** GIVEN REQUEST **
Retype the records below exactly as they appear.

** DATA SHOWN **

# # # #

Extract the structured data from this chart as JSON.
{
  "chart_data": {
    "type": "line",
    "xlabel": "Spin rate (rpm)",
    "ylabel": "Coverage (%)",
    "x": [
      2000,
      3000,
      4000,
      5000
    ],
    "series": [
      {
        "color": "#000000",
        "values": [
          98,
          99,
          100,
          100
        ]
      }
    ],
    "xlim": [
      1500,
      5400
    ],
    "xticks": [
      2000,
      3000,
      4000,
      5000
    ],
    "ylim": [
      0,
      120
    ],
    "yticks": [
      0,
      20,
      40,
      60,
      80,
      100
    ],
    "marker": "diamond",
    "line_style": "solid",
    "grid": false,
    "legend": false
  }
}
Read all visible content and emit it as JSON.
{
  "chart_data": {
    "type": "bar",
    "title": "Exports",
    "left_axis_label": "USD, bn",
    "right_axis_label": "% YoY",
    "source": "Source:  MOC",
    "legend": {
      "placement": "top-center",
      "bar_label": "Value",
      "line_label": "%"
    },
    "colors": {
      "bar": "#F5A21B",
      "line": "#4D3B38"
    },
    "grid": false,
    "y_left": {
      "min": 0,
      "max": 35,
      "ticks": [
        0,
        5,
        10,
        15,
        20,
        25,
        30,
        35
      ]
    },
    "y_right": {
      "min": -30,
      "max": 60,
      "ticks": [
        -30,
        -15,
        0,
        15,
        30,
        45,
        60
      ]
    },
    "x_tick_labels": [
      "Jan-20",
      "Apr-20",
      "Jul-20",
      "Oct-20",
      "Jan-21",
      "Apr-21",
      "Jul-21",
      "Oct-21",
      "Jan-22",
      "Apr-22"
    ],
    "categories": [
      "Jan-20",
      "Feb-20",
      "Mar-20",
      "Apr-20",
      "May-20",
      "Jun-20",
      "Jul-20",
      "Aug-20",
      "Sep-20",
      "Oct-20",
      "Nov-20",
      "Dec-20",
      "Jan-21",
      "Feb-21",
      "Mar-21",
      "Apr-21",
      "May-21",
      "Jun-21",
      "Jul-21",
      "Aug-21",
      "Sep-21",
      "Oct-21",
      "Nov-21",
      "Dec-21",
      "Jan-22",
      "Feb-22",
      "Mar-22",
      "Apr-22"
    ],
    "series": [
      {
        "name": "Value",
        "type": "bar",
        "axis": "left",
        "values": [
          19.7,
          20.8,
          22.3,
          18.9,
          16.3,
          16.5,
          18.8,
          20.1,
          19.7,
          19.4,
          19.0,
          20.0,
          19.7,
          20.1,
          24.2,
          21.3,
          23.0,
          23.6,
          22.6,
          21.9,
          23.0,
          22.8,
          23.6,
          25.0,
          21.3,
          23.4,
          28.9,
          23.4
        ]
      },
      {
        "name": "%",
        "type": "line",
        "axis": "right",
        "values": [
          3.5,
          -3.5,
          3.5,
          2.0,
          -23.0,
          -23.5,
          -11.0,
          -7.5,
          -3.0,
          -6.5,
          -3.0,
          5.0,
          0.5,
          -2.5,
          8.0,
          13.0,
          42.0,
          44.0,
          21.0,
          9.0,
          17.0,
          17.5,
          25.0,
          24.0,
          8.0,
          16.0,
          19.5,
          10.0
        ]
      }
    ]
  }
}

# # # #

** EXERCISE RESPONSE **
Extract the structured data from this chart as JSON.
{
  "chart_data": {
    "type": "line",
    "xlabel": "Spin rate (rpm)",
    "ylabel": "Coverage (%)",
    "x": [
      2000,
      3000,
      4000,
      5000
    ],
    "series": [
      {
        "color": "#000000",
        "values": [
          98,
          99,
          100,
          100
        ]
      }
    ],
    "xlim": [
      1500,
      5400
    ],
    "xticks": [
      2000,
      3000,
      4000,
      5000
    ],
    "ylim": [
      0,
      120
    ],
    "yticks": [
      0,
      20,
      40,
      60,
      80,
      100
    ],
    "marker": "diamond",
    "line_style": "solid",
    "grid": false,
    "legend": false
  }
}
Read all visible content and emit it as JSON.
{
  "chart_data": {
    "type": "bar",
    "title": "Exports",
    "left_axis_label": "USD, bn",
    "right_axis_label": "% YoY",
    "source": "Source:  MOC",
    "legend": {
      "placement": "top-center",
      "bar_label": "Value",
      "line_label": "%"
    },
    "colors": {
      "bar": "#F5A21B",
      "line": "#4D3B38"
    },
    "grid": false,
    "y_left": {
      "min": 0,
      "max": 35,
      "ticks": [
        0,
        5,
        10,
        15,
        20,
        25,
        30,
        35
      ]
    },
    "y_right": {
      "min": -30,
      "max": 60,
      "ticks": [
        -30,
        -15,
        0,
        15,
        30,
        45,
        60
      ]
    },
    "x_tick_labels": [
      "Jan-20",
      "Apr-20",
      "Jul-20",
      "Oct-20",
      "Jan-21",
      "Apr-21",
      "Jul-21",
      "Oct-21",
      "Jan-22",
      "Apr-22"
    ],
    "categories": [
      "Jan-20",
      "Feb-20",
      "Mar-20",
      "Apr-20",
      "May-20",
      "Jun-20",
      "Jul-20",
      "Aug-20",
      "Sep-20",
      "Oct-20",
      "Nov-20",
      "Dec-20",
      "Jan-21",
      "Feb-21",
      "Mar-21",
      "Apr-21",
      "May-21",
      "Jun-21",
      "Jul-21",
      "Aug-21",
      "Sep-21",
      "Oct-21",
      "Nov-21",
      "Dec-21",
      "Jan-22",
      "Feb-22",
      "Mar-22",
      "Apr-22"
    ],
    "series": [
      {
        "name": "Value",
        "type": "bar",
        "axis": "left",
        "values": [
          19.7,
          20.8,
          22.3,
          18.9,
          16.3,
          16.5,
          18.8,
          20.1,
          19.7,
          19.4,
          19.0,
          20.0,
          19.7,
          20.1,
          24.2,
          21.3,
          23.0,
          23.6,
          22.6,
          21.9,
          23.0,
          22.8,
          23.6,
          25.0,
          21.3,
          23.4,
          28.9,
          23.4
        ]
      },
      {
        "name": "%",
        "type": "line",
        "axis": "right",
        "values": [
          3.5,
          -3.5,
          3.5,
          2.0,
          -23.0,
          -23.5,
          -11.0,
          -7.5,
          -3.0,
          -6.5,
          -3.0,
          5.0,
          0.5,
          -2.5,
          8.0,
          13.0,
          42.0,
          44.0,
          21.0,
          9.0,
          17.0,
          17.5,
          25.0,
          24.0,
          8.0,
          16.0,
          19.5,
          10.0
        ]
      }
    ]
  }
}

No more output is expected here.